=== PROBLEM DETAILS ===
What follows is a listing; give it again exactly, in its entirety.

(Excerpts from a figure dataset)
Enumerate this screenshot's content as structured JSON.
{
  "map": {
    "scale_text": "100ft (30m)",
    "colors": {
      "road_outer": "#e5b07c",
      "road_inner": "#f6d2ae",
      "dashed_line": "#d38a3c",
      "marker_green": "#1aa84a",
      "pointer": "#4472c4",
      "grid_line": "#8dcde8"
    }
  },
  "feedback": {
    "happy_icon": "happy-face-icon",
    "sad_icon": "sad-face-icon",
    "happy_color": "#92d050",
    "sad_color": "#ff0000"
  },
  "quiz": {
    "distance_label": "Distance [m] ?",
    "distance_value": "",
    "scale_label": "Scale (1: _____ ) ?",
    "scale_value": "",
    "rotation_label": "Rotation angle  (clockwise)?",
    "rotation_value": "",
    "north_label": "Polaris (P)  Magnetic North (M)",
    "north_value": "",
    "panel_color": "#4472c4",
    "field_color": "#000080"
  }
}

=== THE COMPLETED TASK ===
Enumerate this screenshot's content as structured JSON.
{
  "map": {
    "scale_text": "100ft (30m)",
    "colors": {
      "road_outer": "#e5b07c",
      "road_inner": "#f6d2ae",
      "dashed_line": "#d38a3c",
      "marker_green": "#1aa84a",
      "pointer": "#4472c4",
      "grid_line": "#8dcde8"
    }
  },
  "feedback": {
    "happy_icon": "happy-face-icon",
    "sad_icon": "sad-face-icon",
    "happy_color": "#92d050",
    "sad_color": "#ff0000"
  },
  "quiz": {
    "distance_label": "Distance [m] ?",
    "distance_value": "",
    "scale_label": "Scale (1: _____ ) ?",
    "scale_value": "",
    "rotation_label": "Rotation angle  (clockwise)?",
    "rotation_value": "",
    "north_label": "Polaris (P)  Magnetic North (M)",
    "north_value": "",
    "panel_color": "#4472c4",
    "field_color": "#000080"
  }
}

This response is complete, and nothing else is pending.